Keep only those lines of the records that include the string "Chill".

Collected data
——

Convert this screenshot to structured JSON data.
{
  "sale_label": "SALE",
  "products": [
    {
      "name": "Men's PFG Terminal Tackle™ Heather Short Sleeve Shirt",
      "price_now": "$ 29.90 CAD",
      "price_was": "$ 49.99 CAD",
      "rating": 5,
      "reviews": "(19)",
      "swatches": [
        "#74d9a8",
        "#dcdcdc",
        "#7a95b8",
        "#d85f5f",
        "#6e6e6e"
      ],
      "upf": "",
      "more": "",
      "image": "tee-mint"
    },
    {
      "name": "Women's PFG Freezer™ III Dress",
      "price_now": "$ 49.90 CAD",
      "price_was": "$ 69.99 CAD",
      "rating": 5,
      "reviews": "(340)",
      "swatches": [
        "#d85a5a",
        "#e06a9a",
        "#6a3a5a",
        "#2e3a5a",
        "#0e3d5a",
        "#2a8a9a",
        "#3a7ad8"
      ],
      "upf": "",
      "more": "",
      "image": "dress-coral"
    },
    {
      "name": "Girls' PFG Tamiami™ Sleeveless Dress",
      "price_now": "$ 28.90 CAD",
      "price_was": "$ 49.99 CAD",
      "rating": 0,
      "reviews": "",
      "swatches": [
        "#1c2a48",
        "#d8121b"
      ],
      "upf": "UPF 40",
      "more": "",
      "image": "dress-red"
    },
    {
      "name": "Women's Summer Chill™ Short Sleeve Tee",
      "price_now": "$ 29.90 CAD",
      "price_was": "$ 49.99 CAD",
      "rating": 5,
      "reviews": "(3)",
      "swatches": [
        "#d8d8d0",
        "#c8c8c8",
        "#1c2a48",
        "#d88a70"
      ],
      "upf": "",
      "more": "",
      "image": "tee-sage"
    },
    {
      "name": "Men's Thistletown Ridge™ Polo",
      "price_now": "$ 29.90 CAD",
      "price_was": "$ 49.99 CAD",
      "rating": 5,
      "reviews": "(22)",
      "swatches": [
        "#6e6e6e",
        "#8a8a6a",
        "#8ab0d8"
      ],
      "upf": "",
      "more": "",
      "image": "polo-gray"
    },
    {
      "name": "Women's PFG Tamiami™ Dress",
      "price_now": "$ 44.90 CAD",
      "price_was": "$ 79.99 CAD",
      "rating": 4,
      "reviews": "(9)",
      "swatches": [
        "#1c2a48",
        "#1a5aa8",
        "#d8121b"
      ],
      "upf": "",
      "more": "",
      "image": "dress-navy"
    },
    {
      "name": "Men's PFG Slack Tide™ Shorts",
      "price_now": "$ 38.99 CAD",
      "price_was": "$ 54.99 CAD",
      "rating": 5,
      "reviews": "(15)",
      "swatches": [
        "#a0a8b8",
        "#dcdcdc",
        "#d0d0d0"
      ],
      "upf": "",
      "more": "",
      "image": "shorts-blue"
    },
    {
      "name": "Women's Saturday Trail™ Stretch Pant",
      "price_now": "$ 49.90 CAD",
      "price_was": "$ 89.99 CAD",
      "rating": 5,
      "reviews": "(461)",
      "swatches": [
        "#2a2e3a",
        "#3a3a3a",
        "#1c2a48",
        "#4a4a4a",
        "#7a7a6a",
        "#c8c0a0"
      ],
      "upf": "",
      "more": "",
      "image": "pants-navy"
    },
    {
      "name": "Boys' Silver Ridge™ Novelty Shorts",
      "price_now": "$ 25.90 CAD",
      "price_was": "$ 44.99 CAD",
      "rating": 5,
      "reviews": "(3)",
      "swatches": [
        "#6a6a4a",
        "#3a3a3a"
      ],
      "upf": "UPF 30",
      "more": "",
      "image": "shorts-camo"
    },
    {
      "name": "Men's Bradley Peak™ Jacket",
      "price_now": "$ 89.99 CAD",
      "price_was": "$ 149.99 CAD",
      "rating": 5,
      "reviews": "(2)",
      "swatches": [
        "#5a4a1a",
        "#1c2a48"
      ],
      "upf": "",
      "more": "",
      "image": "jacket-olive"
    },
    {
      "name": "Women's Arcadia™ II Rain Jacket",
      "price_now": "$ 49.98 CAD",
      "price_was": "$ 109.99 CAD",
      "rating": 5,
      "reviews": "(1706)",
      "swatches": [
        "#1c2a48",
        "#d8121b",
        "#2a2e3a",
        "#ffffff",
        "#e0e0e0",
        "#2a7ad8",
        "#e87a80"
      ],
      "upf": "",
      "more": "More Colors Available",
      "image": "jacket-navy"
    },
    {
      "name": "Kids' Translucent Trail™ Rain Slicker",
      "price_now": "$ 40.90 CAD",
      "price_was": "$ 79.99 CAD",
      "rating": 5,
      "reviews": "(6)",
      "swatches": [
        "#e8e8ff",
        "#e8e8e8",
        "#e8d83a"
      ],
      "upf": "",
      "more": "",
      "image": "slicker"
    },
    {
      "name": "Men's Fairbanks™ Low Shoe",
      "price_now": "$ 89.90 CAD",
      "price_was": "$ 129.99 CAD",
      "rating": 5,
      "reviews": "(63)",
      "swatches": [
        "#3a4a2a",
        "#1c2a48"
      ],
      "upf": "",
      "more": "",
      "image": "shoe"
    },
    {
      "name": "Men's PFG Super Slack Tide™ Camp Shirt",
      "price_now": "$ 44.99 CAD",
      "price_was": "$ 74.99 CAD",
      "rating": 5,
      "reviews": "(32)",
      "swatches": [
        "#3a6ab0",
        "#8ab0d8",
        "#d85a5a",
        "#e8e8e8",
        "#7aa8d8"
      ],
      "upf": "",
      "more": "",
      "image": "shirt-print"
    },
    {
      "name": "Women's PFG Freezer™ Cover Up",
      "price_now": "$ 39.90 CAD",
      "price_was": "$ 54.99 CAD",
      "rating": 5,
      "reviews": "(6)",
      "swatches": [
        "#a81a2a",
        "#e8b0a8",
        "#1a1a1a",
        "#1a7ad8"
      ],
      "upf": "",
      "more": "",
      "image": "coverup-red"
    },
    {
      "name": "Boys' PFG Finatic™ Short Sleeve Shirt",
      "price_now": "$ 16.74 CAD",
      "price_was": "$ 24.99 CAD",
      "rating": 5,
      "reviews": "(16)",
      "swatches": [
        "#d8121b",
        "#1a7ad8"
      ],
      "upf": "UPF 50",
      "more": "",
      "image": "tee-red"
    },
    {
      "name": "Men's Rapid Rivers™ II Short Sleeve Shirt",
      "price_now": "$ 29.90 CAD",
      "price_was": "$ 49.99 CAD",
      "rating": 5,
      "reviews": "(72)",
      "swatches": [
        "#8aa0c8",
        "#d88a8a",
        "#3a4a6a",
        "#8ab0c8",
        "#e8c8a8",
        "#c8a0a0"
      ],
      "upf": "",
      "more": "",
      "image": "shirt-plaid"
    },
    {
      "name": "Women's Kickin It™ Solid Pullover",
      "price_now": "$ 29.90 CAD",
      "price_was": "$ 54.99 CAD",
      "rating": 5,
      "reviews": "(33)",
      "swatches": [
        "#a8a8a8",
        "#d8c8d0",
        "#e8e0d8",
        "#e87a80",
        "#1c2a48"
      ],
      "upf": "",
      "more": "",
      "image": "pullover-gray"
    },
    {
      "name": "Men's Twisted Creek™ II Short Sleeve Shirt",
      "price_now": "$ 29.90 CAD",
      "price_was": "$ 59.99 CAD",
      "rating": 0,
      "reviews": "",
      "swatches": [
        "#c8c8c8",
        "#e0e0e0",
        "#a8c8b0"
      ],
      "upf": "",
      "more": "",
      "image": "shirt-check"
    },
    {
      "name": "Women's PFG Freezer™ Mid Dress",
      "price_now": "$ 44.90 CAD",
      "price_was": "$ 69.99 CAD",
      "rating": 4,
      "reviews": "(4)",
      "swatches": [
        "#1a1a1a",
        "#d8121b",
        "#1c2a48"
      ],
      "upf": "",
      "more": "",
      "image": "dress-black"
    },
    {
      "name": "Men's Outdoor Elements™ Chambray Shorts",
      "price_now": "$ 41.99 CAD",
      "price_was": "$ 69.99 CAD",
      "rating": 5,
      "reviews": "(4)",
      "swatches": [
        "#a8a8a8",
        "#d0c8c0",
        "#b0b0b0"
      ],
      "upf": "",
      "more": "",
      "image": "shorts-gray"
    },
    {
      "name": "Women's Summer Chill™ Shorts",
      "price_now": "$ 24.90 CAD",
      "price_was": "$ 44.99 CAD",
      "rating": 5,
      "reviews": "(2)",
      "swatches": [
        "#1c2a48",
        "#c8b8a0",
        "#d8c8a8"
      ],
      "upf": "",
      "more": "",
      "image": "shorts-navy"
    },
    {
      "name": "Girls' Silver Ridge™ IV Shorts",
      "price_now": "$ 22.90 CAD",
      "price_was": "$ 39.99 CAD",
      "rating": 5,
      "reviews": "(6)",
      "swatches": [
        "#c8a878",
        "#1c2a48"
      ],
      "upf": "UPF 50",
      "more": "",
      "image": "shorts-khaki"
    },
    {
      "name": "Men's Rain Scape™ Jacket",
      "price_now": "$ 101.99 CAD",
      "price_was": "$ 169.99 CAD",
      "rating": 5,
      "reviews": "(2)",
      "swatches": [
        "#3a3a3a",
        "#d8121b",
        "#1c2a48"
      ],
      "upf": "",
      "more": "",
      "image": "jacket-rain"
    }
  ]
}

——

Task response
      "name": "Women's Summer Chill™ Short Sleeve Tee",
      "name": "Women's Summer Chill™ Shorts",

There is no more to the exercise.